**Data**
[start]

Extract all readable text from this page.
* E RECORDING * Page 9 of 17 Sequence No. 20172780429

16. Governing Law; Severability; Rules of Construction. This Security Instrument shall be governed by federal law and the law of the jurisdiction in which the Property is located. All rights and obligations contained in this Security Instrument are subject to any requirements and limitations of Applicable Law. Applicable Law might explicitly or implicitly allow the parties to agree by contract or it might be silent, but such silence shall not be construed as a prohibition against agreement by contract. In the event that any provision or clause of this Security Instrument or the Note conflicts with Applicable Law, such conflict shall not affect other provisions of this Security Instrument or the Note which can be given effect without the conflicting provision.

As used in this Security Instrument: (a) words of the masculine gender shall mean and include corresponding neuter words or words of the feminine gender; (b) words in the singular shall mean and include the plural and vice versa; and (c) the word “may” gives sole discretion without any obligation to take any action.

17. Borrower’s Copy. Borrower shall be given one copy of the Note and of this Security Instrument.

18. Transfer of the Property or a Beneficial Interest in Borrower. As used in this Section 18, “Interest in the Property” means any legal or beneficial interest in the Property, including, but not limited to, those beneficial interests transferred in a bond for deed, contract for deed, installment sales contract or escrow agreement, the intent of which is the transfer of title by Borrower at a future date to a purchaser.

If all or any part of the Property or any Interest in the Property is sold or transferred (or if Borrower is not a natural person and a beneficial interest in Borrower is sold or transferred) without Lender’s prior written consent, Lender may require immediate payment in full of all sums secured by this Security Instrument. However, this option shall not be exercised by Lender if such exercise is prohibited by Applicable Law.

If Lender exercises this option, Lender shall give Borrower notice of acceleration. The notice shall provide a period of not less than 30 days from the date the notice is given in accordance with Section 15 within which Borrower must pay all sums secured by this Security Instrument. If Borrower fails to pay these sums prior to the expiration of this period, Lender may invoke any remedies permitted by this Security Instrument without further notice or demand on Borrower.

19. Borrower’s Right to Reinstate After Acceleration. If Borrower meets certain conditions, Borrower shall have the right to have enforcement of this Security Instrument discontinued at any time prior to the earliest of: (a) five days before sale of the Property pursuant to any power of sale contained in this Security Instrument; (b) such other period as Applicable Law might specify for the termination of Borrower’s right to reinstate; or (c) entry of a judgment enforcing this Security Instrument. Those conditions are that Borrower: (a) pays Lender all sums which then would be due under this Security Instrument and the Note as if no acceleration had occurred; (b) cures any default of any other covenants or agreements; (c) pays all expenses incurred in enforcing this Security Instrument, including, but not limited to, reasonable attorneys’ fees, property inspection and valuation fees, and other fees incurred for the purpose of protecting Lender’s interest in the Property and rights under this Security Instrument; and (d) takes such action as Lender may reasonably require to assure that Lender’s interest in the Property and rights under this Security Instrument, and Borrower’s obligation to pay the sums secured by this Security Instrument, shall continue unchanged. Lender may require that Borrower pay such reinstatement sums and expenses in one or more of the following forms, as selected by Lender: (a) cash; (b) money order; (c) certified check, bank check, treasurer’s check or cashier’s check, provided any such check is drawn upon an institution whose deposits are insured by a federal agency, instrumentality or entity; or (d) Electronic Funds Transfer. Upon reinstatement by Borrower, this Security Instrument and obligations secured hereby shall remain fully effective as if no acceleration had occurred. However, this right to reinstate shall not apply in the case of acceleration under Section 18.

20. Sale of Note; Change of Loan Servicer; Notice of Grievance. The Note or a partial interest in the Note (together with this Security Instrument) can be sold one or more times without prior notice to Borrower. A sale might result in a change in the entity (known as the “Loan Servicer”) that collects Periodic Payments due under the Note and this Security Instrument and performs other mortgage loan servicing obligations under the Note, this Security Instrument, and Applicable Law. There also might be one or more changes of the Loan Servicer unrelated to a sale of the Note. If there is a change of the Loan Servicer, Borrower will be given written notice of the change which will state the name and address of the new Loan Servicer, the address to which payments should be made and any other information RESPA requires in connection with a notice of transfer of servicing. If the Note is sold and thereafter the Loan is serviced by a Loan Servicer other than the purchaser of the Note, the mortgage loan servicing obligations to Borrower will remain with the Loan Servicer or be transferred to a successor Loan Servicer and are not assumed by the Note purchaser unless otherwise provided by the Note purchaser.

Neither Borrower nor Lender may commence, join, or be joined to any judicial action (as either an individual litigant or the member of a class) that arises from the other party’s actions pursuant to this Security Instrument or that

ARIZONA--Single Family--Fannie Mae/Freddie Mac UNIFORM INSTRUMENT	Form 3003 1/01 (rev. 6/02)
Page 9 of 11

[end]

**What the task requires**
Reproduce the entries above in full by retyping them exactly.

**The result**
Extract all readable text from this page.
* E RECORDING * Page 9 of 17 Sequence No. 20172780429

16. Governing Law; Severability; Rules of Construction. This Security Instrument shall be governed by federal law and the law of the jurisdiction in which the Property is located. All rights and obligations contained in this Security Instrument are subject to any requirements and limitations of Applicable Law. Applicable Law might explicitly or implicitly allow the parties to agree by contract or it might be silent, but such silence shall not be construed as a prohibition against agreement by contract. In the event that any provision or clause of this Security Instrument or the Note conflicts with Applicable Law, such conflict shall not affect other provisions of this Security Instrument or the Note which can be given effect without the conflicting provision.

As used in this Security Instrument: (a) words of the masculine gender shall mean and include corresponding neuter words or words of the feminine gender; (b) words in the singular shall mean and include the plural and vice versa; and (c) the word “may” gives sole discretion without any obligation to take any action.

17. Borrower’s Copy. Borrower shall be given one copy of the Note and of this Security Instrument.

18. Transfer of the Property or a Beneficial Interest in Borrower. As used in this Section 18, “Interest in the Property” means any legal or beneficial interest in the Property, including, but not limited to, those beneficial interests transferred in a bond for deed, contract for deed, installment sales contract or escrow agreement, the intent of which is the transfer of title by Borrower at a future date to a purchaser.

If all or any part of the Property or any Interest in the Property is sold or transferred (or if Borrower is not a natural person and a beneficial interest in Borrower is sold or transferred) without Lender’s prior written consent, Lender may require immediate payment in full of all sums secured by this Security Instrument. However, this option shall not be exercised by Lender if such exercise is prohibited by Applicable Law.

If Lender exercises this option, Lender shall give Borrower notice of acceleration. The notice shall provide a period of not less than 30 days from the date the notice is given in accordance with Section 15 within which Borrower must pay all sums secured by this Security Instrument. If Borrower fails to pay these sums prior to the expiration of this period, Lender may invoke any remedies permitted by this Security Instrument without further notice or demand on Borrower.

19. Borrower’s Right to Reinstate After Acceleration. If Borrower meets certain conditions, Borrower shall have the right to have enforcement of this Security Instrument discontinued at any time prior to the earliest of: (a) five days before sale of the Property pursuant to any power of sale contained in this Security Instrument; (b) such other period as Applicable Law might specify for the termination of Borrower’s right to reinstate; or (c) entry of a judgment enforcing this Security Instrument. Those conditions are that Borrower: (a) pays Lender all sums which then would be due under this Security Instrument and the Note as if no acceleration had occurred; (b) cures any default of any other covenants or agreements; (c) pays all expenses incurred in enforcing this Security Instrument, including, but not limited to, reasonable attorneys’ fees, property inspection and valuation fees, and other fees incurred for the purpose of protecting Lender’s interest in the Property and rights under this Security Instrument; and (d) takes such action as Lender may reasonably require to assure that Lender’s interest in the Property and rights under this Security Instrument, and Borrower’s obligation to pay the sums secured by this Security Instrument, shall continue unchanged. Lender may require that Borrower pay such reinstatement sums and expenses in one or more of the following forms, as selected by Lender: (a) cash; (b) money order; (c) certified check, bank check, treasurer’s check or cashier’s check, provided any such check is drawn upon an institution whose deposits are insured by a federal agency, instrumentality or entity; or (d) Electronic Funds Transfer. Upon reinstatement by Borrower, this Security Instrument and obligations secured hereby shall remain fully effective as if no acceleration had occurred. However, this right to reinstate shall not apply in the case of acceleration under Section 18.

20. Sale of Note; Change of Loan Servicer; Notice of Grievance. The Note or a partial interest in the Note (together with this Security Instrument) can be sold one or more times without prior notice to Borrower. A sale might result in a change in the entity (known as the “Loan Servicer”) that collects Periodic Payments due under the Note and this Security Instrument and performs other mortgage loan servicing obligations under the Note, this Security Instrument, and Applicable Law. There also might be one or more changes of the Loan Servicer unrelated to a sale of the Note. If there is a change of the Loan Servicer, Borrower will be given written notice of the change which will state the name and address of the new Loan Servicer, the address to which payments should be made and any other information RESPA requires in connection with a notice of transfer of servicing. If the Note is sold and thereafter the Loan is serviced by a Loan Servicer other than the purchaser of the Note, the mortgage loan servicing obligations to Borrower will remain with the Loan Servicer or be transferred to a successor Loan Servicer and are not assumed by the Note purchaser unless otherwise provided by the Note purchaser.

Neither Borrower nor Lender may commence, join, or be joined to any judicial action (as either an individual litigant or the member of a class) that arises from the other party’s actions pursuant to this Security Instrument or that

ARIZONA--Single Family--Fannie Mae/Freddie Mac UNIFORM INSTRUMENT	Form 3003 1/01 (rev. 6/02)
Page 9 of 11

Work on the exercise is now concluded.